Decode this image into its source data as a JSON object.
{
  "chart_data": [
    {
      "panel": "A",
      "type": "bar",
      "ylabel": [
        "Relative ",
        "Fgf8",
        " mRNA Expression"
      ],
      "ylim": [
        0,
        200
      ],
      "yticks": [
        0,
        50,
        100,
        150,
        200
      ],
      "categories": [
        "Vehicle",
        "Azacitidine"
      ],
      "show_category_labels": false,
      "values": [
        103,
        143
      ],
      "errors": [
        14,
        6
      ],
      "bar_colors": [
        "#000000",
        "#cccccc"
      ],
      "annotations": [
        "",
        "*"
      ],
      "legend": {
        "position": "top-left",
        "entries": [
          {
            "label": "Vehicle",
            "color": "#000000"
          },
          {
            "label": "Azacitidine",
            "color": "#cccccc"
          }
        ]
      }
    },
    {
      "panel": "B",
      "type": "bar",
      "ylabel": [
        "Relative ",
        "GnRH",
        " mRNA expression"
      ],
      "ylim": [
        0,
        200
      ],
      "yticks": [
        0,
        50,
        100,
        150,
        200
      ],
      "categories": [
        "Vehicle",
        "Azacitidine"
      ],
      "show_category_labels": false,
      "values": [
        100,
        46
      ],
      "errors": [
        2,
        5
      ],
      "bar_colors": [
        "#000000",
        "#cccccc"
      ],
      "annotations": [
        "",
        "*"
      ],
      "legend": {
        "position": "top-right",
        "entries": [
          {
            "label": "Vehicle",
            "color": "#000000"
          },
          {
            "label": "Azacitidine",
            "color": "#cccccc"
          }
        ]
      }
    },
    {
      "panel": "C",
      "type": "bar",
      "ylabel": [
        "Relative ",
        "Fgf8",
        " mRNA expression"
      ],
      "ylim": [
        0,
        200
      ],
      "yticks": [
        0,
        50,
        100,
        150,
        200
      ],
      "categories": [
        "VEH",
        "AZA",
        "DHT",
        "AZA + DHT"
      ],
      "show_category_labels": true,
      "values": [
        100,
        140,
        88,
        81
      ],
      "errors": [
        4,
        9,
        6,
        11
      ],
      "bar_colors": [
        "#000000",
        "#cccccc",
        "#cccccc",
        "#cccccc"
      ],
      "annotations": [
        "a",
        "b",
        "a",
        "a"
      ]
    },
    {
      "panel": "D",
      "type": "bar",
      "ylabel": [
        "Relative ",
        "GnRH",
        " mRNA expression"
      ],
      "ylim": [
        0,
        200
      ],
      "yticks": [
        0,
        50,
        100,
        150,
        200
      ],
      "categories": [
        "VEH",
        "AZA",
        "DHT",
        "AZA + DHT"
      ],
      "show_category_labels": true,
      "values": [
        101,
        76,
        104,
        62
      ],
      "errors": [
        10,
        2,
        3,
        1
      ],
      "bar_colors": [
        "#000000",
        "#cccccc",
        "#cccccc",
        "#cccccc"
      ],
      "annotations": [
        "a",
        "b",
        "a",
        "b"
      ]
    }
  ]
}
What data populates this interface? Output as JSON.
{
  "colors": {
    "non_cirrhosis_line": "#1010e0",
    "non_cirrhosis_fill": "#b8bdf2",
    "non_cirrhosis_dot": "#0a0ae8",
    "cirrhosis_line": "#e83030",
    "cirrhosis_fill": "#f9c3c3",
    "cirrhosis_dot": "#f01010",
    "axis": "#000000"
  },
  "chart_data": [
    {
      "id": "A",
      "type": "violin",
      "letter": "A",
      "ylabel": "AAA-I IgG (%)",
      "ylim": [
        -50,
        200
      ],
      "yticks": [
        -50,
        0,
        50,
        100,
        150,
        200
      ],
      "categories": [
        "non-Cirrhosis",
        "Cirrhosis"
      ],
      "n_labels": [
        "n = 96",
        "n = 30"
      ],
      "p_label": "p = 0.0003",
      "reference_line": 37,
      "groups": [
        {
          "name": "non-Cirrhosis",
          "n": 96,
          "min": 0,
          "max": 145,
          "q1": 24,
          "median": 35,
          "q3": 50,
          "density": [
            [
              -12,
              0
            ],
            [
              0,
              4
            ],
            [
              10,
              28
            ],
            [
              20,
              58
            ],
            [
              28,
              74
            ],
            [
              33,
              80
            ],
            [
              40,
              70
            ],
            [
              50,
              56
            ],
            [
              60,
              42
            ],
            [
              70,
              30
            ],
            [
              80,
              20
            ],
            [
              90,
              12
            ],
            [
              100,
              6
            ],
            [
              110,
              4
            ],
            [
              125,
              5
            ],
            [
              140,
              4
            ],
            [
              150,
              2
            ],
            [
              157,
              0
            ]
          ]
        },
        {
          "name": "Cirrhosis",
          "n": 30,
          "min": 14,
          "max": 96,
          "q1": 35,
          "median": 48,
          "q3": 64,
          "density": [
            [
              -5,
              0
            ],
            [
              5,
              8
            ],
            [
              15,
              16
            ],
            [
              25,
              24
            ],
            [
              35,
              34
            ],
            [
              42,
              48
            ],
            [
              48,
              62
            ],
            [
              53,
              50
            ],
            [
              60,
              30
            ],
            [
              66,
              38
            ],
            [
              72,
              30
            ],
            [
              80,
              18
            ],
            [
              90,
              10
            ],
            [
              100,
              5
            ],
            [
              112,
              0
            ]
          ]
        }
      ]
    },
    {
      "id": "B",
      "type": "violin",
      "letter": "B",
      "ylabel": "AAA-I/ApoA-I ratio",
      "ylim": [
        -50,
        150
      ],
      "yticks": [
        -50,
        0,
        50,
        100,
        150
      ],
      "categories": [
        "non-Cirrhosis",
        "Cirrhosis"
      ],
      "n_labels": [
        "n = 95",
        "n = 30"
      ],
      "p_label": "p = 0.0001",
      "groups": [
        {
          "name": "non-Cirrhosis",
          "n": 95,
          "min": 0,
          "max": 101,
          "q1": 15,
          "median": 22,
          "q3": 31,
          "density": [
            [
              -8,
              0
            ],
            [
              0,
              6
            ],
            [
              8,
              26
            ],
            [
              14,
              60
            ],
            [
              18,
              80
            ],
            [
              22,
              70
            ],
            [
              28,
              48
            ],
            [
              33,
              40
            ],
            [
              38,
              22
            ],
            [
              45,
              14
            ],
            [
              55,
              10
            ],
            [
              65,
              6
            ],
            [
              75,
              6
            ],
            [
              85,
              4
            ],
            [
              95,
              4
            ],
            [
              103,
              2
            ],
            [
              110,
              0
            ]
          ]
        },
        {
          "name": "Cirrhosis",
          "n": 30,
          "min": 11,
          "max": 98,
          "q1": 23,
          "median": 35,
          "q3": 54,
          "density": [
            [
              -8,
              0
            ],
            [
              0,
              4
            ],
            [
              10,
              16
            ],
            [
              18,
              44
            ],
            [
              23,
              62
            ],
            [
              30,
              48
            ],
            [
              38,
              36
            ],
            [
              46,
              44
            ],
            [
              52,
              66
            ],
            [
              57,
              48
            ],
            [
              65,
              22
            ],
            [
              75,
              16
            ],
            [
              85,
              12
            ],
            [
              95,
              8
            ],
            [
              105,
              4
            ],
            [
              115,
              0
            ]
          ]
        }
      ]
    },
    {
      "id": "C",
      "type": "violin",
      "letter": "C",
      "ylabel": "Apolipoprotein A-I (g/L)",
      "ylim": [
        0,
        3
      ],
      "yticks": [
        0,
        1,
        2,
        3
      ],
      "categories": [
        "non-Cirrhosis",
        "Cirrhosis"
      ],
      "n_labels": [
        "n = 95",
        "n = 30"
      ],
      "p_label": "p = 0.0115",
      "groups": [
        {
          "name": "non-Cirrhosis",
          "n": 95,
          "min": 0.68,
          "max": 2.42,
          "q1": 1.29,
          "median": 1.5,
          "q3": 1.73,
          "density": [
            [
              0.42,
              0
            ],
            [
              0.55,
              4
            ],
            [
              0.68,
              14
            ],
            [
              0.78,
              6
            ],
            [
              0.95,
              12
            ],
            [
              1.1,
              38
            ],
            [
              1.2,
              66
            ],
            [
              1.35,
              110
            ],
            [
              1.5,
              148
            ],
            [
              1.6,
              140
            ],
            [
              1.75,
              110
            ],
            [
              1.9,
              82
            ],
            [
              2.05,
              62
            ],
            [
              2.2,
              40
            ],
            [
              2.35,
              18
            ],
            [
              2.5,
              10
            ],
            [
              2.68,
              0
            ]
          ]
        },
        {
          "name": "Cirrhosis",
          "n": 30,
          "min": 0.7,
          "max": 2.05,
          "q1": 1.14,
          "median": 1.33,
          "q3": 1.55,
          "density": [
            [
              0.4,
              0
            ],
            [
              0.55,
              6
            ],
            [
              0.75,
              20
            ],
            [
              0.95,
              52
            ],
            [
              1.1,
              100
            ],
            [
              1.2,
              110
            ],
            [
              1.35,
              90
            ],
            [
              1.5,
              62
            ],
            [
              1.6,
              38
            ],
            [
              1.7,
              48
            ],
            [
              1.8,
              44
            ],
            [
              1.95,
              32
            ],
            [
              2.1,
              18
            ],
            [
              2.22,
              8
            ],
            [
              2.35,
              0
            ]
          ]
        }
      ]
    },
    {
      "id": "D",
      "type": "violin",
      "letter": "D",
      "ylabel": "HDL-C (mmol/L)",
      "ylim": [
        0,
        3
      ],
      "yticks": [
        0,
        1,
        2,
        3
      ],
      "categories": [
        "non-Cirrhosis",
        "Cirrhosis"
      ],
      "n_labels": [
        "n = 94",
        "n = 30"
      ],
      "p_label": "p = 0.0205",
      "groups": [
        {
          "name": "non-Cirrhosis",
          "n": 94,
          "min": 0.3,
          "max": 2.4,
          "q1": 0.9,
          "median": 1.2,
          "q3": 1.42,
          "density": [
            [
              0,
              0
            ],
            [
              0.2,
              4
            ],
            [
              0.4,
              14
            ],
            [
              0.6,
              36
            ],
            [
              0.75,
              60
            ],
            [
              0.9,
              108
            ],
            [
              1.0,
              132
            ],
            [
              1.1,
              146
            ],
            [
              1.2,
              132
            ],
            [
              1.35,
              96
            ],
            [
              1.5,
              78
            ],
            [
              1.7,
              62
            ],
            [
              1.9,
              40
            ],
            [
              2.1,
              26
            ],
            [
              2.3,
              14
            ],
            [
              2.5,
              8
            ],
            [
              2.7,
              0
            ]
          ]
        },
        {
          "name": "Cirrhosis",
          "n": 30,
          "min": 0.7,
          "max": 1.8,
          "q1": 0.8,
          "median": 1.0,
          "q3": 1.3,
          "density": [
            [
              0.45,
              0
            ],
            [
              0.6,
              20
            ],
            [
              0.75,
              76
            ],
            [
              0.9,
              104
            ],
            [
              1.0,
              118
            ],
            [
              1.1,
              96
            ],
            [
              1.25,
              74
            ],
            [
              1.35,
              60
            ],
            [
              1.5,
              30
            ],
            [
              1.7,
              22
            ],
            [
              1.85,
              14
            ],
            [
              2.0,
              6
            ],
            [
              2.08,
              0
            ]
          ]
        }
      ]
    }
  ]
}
###
## Task to complete
Out of the material above, select every line that holds the string "median".

## Output for this task
          "median": 35,
          "median": 48,
          "median": 22,
          "median": 35,
          "median": 1.5,
          "median": 1.33,
          "median": 1.2,
          "median": 1.0,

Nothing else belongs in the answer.